WRITTEN EXERCISE:
Set out each line from the following listing that includes the word "name".

SUPPLIED DATA:
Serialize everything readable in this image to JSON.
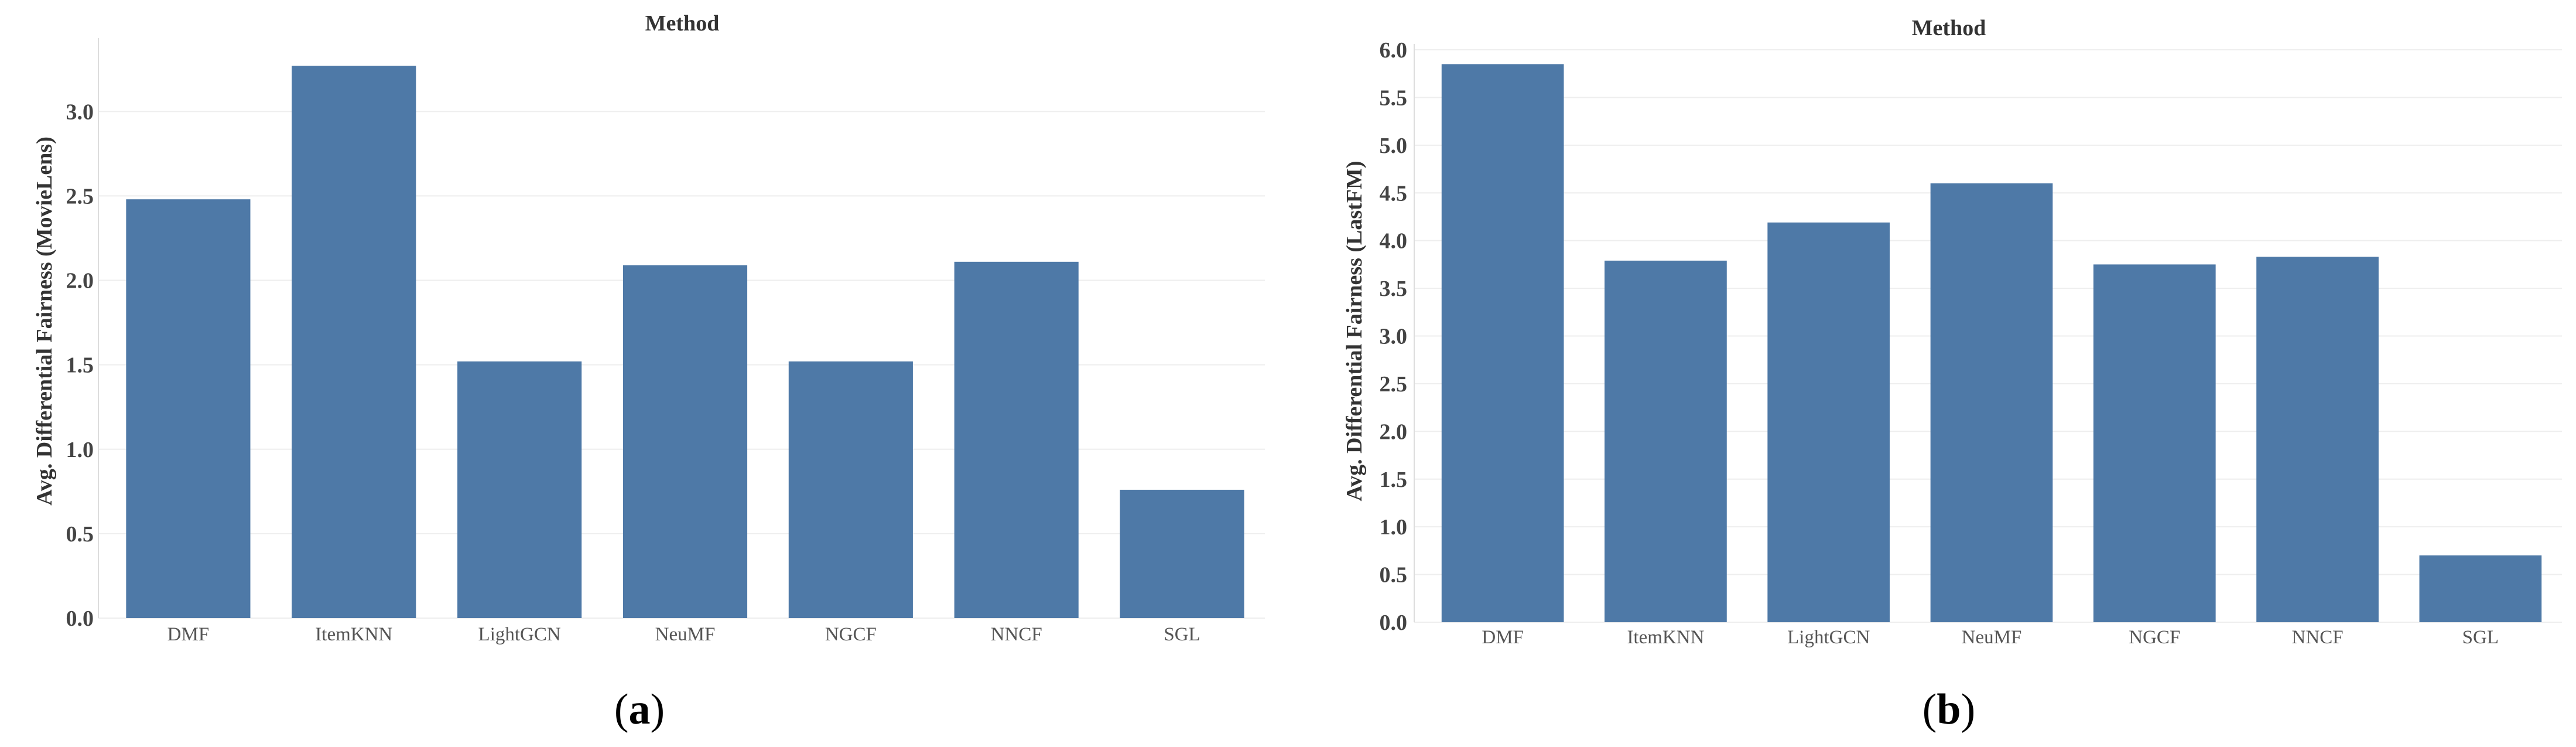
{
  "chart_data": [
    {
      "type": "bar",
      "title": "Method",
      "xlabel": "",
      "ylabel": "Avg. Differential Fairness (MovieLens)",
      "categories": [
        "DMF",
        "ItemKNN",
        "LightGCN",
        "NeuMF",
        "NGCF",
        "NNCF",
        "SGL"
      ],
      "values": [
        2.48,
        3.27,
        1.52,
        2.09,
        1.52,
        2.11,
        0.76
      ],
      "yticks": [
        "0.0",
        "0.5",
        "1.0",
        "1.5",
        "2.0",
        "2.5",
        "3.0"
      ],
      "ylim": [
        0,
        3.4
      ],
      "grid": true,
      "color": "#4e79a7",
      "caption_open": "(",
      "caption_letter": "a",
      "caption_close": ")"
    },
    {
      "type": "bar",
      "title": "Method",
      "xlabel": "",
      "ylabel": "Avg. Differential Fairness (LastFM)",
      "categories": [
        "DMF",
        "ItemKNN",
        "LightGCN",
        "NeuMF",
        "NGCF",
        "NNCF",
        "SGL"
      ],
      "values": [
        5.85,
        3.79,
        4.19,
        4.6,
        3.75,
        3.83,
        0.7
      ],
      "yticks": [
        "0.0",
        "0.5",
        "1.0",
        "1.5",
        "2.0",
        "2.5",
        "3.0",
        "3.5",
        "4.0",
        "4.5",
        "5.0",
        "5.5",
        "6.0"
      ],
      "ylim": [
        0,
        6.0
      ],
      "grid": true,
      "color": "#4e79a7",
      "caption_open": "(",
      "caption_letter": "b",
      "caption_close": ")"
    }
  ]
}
==
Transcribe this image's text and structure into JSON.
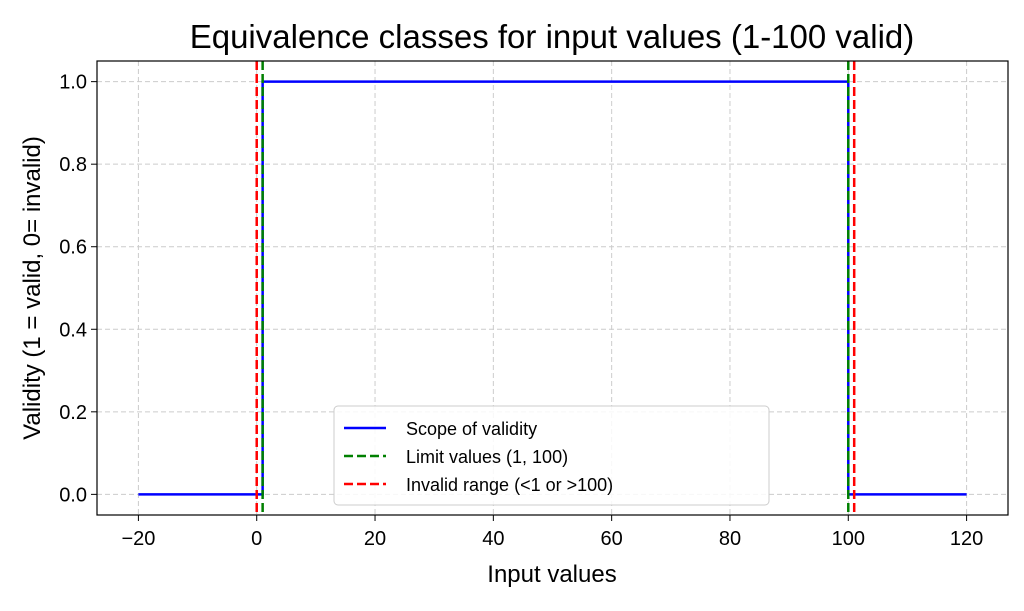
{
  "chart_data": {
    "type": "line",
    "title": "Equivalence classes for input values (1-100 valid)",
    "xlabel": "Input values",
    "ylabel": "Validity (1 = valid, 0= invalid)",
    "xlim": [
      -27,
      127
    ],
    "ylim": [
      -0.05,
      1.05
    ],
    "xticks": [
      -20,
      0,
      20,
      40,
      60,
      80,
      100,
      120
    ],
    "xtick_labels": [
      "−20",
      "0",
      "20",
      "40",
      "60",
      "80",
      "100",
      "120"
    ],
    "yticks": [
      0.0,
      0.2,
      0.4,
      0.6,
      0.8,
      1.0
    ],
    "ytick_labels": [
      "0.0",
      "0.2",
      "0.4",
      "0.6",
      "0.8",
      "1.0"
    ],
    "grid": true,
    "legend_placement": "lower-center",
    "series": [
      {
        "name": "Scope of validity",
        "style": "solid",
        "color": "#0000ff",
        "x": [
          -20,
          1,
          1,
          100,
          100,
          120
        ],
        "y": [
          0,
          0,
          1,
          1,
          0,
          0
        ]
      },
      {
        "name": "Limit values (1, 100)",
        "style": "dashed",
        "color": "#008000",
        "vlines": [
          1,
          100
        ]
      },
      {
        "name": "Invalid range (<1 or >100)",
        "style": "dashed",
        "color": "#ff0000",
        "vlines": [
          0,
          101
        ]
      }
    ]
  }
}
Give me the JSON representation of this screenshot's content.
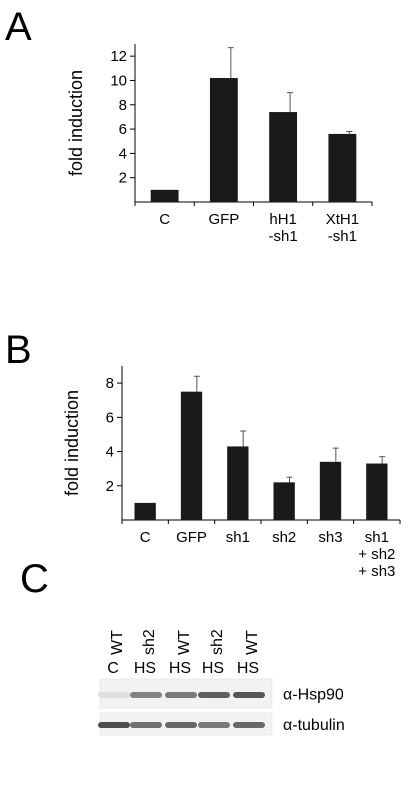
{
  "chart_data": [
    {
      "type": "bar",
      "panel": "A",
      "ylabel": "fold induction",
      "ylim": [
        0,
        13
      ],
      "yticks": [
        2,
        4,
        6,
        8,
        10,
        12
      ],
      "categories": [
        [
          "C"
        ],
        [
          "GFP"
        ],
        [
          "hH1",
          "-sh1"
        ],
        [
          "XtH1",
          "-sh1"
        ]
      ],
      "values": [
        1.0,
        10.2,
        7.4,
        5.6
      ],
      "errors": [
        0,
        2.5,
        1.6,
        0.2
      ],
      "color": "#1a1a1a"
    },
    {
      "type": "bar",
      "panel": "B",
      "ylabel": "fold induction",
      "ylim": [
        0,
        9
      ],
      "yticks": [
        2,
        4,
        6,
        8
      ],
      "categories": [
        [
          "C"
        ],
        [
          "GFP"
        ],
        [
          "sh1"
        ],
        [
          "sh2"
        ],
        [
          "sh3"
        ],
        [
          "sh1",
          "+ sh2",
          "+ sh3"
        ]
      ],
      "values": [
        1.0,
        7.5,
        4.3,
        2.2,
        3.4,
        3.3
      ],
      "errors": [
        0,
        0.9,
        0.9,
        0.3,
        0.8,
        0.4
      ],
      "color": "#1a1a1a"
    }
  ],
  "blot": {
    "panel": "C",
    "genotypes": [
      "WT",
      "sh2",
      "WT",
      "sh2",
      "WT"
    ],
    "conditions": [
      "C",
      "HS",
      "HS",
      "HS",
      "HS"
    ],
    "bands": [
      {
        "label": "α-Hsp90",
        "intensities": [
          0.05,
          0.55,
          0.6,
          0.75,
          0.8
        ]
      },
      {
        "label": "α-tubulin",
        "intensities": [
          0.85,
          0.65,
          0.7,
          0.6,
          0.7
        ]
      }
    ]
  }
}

PROBLEM SOLUTION:
        "name": "Scope of validity",
        "name": "Limit values (1, 100)",
        "name": "Invalid range (<1 or >100)",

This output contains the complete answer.